+++ Extracted data +++

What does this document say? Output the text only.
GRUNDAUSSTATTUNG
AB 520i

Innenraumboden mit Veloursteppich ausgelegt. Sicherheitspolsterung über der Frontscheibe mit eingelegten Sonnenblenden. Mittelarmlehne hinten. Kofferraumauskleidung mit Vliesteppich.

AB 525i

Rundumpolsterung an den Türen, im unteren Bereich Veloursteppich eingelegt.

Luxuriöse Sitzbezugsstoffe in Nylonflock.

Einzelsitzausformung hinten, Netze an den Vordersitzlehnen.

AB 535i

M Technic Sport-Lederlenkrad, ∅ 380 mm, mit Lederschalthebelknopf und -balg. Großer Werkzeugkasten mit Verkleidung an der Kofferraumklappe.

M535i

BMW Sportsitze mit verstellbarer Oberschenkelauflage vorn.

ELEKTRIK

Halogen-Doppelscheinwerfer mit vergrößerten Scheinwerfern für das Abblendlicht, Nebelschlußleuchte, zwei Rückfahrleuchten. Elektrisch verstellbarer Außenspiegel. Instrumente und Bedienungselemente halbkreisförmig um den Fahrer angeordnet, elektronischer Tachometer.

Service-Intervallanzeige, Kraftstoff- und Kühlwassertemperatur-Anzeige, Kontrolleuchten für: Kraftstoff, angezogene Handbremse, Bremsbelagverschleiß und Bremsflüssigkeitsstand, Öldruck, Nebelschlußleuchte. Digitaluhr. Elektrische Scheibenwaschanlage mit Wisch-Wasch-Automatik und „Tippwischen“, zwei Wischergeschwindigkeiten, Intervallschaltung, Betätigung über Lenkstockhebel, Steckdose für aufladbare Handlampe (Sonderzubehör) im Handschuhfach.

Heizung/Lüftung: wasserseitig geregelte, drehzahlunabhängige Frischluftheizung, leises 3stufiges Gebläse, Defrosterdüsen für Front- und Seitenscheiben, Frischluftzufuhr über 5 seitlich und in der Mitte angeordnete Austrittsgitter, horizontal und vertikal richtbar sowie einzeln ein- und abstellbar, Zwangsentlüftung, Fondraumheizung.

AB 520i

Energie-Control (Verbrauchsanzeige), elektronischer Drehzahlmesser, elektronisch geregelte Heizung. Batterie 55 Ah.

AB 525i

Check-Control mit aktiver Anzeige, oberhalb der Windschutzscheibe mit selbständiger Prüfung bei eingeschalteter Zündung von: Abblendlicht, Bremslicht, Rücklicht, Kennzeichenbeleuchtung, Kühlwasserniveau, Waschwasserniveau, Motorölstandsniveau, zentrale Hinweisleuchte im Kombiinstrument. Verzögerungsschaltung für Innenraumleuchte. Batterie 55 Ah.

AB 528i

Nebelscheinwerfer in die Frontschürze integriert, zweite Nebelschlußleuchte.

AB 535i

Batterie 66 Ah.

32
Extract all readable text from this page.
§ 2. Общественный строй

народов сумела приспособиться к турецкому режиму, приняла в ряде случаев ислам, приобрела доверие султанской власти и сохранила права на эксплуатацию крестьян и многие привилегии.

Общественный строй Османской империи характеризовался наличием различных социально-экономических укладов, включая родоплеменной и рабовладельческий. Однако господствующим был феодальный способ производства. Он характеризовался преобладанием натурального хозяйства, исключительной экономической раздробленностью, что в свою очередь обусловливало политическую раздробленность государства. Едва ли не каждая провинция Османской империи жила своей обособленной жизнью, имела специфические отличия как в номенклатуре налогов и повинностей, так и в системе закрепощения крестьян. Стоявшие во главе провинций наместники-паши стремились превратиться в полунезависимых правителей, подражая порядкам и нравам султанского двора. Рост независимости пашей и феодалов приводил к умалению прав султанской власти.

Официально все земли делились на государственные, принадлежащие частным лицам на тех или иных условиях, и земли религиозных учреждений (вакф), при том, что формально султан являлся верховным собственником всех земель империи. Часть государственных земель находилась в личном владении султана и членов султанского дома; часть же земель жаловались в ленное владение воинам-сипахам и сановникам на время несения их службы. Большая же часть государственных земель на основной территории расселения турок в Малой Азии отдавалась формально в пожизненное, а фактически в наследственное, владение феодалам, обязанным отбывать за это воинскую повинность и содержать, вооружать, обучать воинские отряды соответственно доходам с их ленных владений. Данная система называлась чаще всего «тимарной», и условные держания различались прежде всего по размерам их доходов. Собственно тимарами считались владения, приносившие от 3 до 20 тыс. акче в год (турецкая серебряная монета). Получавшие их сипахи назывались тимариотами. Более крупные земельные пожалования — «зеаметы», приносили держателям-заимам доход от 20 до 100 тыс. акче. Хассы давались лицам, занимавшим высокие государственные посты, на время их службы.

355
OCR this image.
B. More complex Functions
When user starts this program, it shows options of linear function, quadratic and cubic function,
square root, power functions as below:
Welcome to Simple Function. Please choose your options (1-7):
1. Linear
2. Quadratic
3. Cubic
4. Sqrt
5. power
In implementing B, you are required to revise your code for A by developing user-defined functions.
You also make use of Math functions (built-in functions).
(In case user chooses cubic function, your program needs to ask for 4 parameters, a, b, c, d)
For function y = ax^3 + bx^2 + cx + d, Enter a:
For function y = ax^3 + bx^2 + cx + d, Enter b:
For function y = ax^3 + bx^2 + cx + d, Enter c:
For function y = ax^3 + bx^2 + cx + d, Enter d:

+++

Work required ▸ Transcribe the material above in its entirety. Match it exactly.

Full response ▸
What does this document say? Output the text only.
GRUNDAUSSTATTUNG
AB 520i

Innenraumboden mit Veloursteppich ausgelegt. Sicherheitspolsterung über der Frontscheibe mit eingelegten Sonnenblenden. Mittelarmlehne hinten. Kofferraumauskleidung mit Vliesteppich.

AB 525i

Rundumpolsterung an den Türen, im unteren Bereich Veloursteppich eingelegt.

Luxuriöse Sitzbezugsstoffe in Nylonflock.

Einzelsitzausformung hinten, Netze an den Vordersitzlehnen.

AB 535i

M Technic Sport-Lederlenkrad, ∅ 380 mm, mit Lederschalthebelknopf und -balg. Großer Werkzeugkasten mit Verkleidung an der Kofferraumklappe.

M535i

BMW Sportsitze mit verstellbarer Oberschenkelauflage vorn.

ELEKTRIK

Halogen-Doppelscheinwerfer mit vergrößerten Scheinwerfern für das Abblendlicht, Nebelschlußleuchte, zwei Rückfahrleuchten. Elektrisch verstellbarer Außenspiegel. Instrumente und Bedienungselemente halbkreisförmig um den Fahrer angeordnet, elektronischer Tachometer.

Service-Intervallanzeige, Kraftstoff- und Kühlwassertemperatur-Anzeige, Kontrolleuchten für: Kraftstoff, angezogene Handbremse, Bremsbelagverschleiß und Bremsflüssigkeitsstand, Öldruck, Nebelschlußleuchte. Digitaluhr. Elektrische Scheibenwaschanlage mit Wisch-Wasch-Automatik und „Tippwischen“, zwei Wischergeschwindigkeiten, Intervallschaltung, Betätigung über Lenkstockhebel, Steckdose für aufladbare Handlampe (Sonderzubehör) im Handschuhfach.

Heizung/Lüftung: wasserseitig geregelte, drehzahlunabhängige Frischluftheizung, leises 3stufiges Gebläse, Defrosterdüsen für Front- und Seitenscheiben, Frischluftzufuhr über 5 seitlich und in der Mitte angeordnete Austrittsgitter, horizontal und vertikal richtbar sowie einzeln ein- und abstellbar, Zwangsentlüftung, Fondraumheizung.

AB 520i

Energie-Control (Verbrauchsanzeige), elektronischer Drehzahlmesser, elektronisch geregelte Heizung. Batterie 55 Ah.

AB 525i

Check-Control mit aktiver Anzeige, oberhalb der Windschutzscheibe mit selbständiger Prüfung bei eingeschalteter Zündung von: Abblendlicht, Bremslicht, Rücklicht, Kennzeichenbeleuchtung, Kühlwasserniveau, Waschwasserniveau, Motorölstandsniveau, zentrale Hinweisleuchte im Kombiinstrument. Verzögerungsschaltung für Innenraumleuchte. Batterie 55 Ah.

AB 528i

Nebelscheinwerfer in die Frontschürze integriert, zweite Nebelschlußleuchte.

AB 535i

Batterie 66 Ah.

32
Extract all readable text from this page.
§ 2. Общественный строй

народов сумела приспособиться к турецкому режиму, приняла в ряде случаев ислам, приобрела доверие султанской власти и сохранила права на эксплуатацию крестьян и многие привилегии.

Общественный строй Османской империи характеризовался наличием различных социально-экономических укладов, включая родоплеменной и рабовладельческий. Однако господствующим был феодальный способ производства. Он характеризовался преобладанием натурального хозяйства, исключительной экономической раздробленностью, что в свою очередь обусловливало политическую раздробленность государства. Едва ли не каждая провинция Османской империи жила своей обособленной жизнью, имела специфические отличия как в номенклатуре налогов и повинностей, так и в системе закрепощения крестьян. Стоявшие во главе провинций наместники-паши стремились превратиться в полунезависимых правителей, подражая порядкам и нравам султанского двора. Рост независимости пашей и феодалов приводил к умалению прав султанской власти.

Официально все земли делились на государственные, принадлежащие частным лицам на тех или иных условиях, и земли религиозных учреждений (вакф), при том, что формально султан являлся верховным собственником всех земель империи. Часть государственных земель находилась в личном владении султана и членов султанского дома; часть же земель жаловались в ленное владение воинам-сипахам и сановникам на время несения их службы. Большая же часть государственных земель на основной территории расселения турок в Малой Азии отдавалась формально в пожизненное, а фактически в наследственное, владение феодалам, обязанным отбывать за это воинскую повинность и содержать, вооружать, обучать воинские отряды соответственно доходам с их ленных владений. Данная система называлась чаще всего «тимарной», и условные держания различались прежде всего по размерам их доходов. Собственно тимарами считались владения, приносившие от 3 до 20 тыс. акче в год (турецкая серебряная монета). Получавшие их сипахи назывались тимариотами. Более крупные земельные пожалования — «зеаметы», приносили держателям-заимам доход от 20 до 100 тыс. акче. Хассы давались лицам, занимавшим высокие государственные посты, на время их службы.

355
OCR this image.
B. More complex Functions
When user starts this program, it shows options of linear function, quadratic and cubic function,
square root, power functions as below:
Welcome to Simple Function. Please choose your options (1-7):
1. Linear
2. Quadratic
3. Cubic
4. Sqrt
5. power
In implementing B, you are required to revise your code for A by developing user-defined functions.
You also make use of Math functions (built-in functions).
(In case user chooses cubic function, your program needs to ask for 4 parameters, a, b, c, d)
For function y = ax^3 + bx^2 + cx + d, Enter a:
For function y = ax^3 + bx^2 + cx + d, Enter b:
For function y = ax^3 + bx^2 + cx + d, Enter c:
For function y = ax^3 + bx^2 + cx + d, Enter d:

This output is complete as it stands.